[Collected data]
━━━

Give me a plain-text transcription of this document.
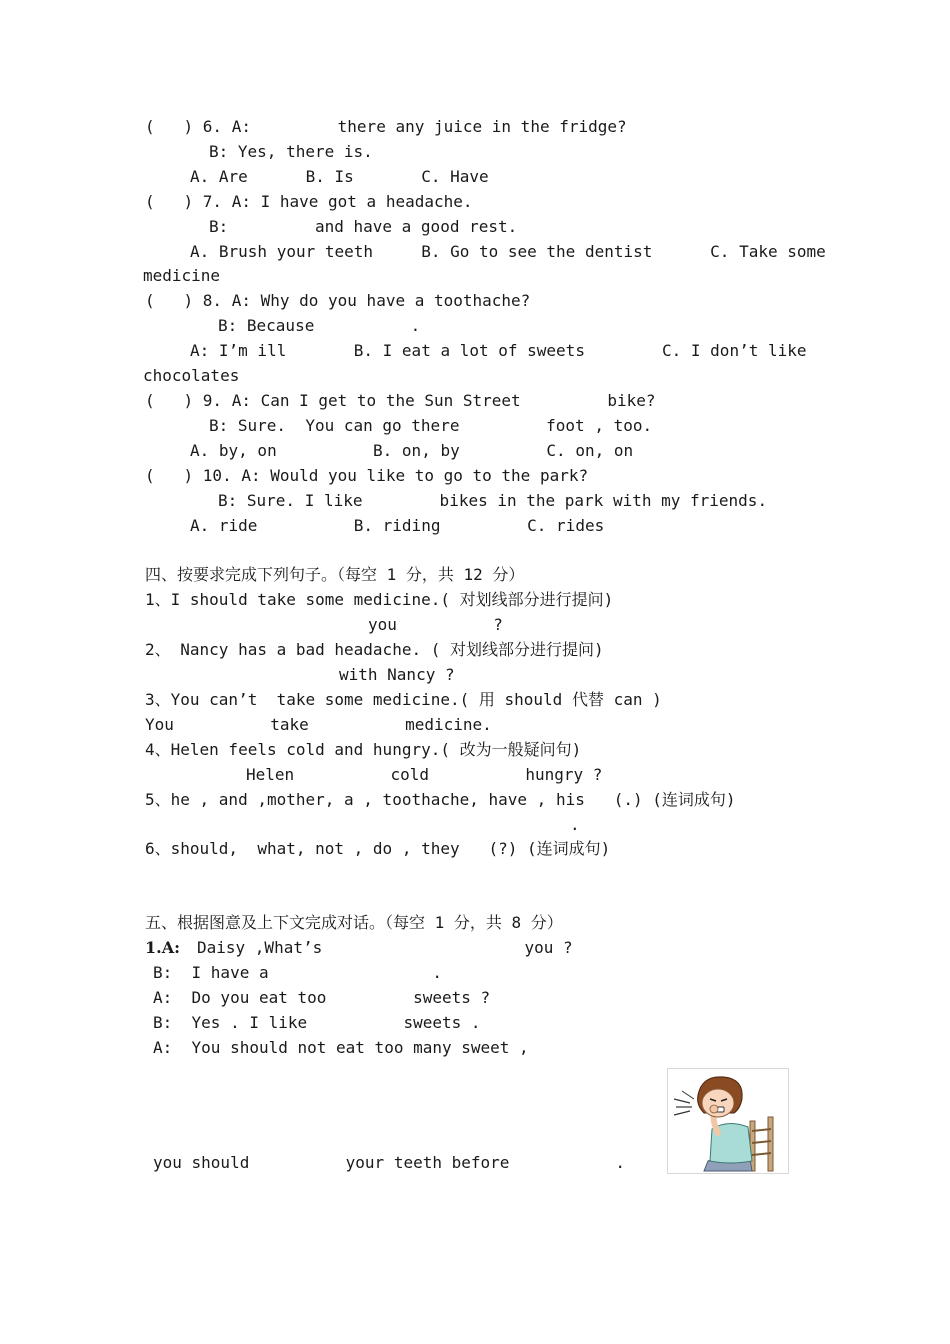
(   ) 6. A:         there any juice in the fridge?
B: Yes, there is.
A. Are      B. Is       C. Have
(   ) 7. A: I have got a headache.
B:         and have a good rest.
A. Brush your teeth     B. Go to see the dentist      C. Take some
medicine
(   ) 8. A: Why do you have a toothache?
B: Because          .
A: I’m ill       B. I eat a lot of sweets        C. I don’t like
chocolates
(   ) 9. A: Can I get to the Sun Street         bike?
B: Sure.  You can go there         foot , too.
A. by, on          B. on, by         C. on, on
(   ) 10. A: Would you like to go to the park?
B: Sure. I like        bikes in the park with my friends.
A. ride          B. riding         C. rides
四、按要求完成下列句子。（每空 1 分，共 12 分）
1、I should take some medicine.( 对划线部分进行提问)
you          ?
2、 Nancy has a bad headache. ( 对划线部分进行提问)
with Nancy ?
3、You can’t  take some medicine.( 用 should 代替 can )
You          take          medicine.
4、Helen feels cold and hungry.( 改为一般疑问句)
Helen          cold          hungry ?
5、he , and ,mother, a , toothache, have , his   (.) (连词成句)
.
6、should,  what, not , do , they   (?) (连词成句)
五、根据图意及上下文完成对话。（每空 1 分，共 8 分）
1.A: Daisy ,What’s                     you ?
B:  I have a                 .
A:  Do you eat too         sweets ?
B:  Yes . I like          sweets .
A:  You should not eat too many sweet ,
you should          your teeth before           .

━━━

What the task requires:
Images must not appear in the copy; reproduce everything else in the records verbatim.

Correct result:
Give me a plain-text transcription of this document.
(   ) 6. A:         there any juice in the fridge?
B: Yes, there is.
A. Are      B. Is       C. Have
(   ) 7. A: I have got a headache.
B:         and have a good rest.
A. Brush your teeth     B. Go to see the dentist      C. Take some
medicine
(   ) 8. A: Why do you have a toothache?
B: Because          .
A: I’m ill       B. I eat a lot of sweets        C. I don’t like
chocolates
(   ) 9. A: Can I get to the Sun Street         bike?
B: Sure.  You can go there         foot , too.
A. by, on          B. on, by         C. on, on
(   ) 10. A: Would you like to go to the park?
B: Sure. I like        bikes in the park with my friends.
A. ride          B. riding         C. rides
四、按要求完成下列句子。（每空 1 分，共 12 分）
1、I should take some medicine.( 对划线部分进行提问)
you          ?
2、 Nancy has a bad headache. ( 对划线部分进行提问)
with Nancy ?
3、You can’t  take some medicine.( 用 should 代替 can )
You          take          medicine.
4、Helen feels cold and hungry.( 改为一般疑问句)
Helen          cold          hungry ?
5、he , and ,mother, a , toothache, have , his   (.) (连词成句)
.
6、should,  what, not , do , they   (?) (连词成句)
五、根据图意及上下文完成对话。（每空 1 分，共 8 分）
1.A: Daisy ,What’s                     you ?
B:  I have a                 .
A:  Do you eat too         sweets ?
B:  Yes . I like          sweets .
A:  You should not eat too many sweet ,
you should          your teeth before           .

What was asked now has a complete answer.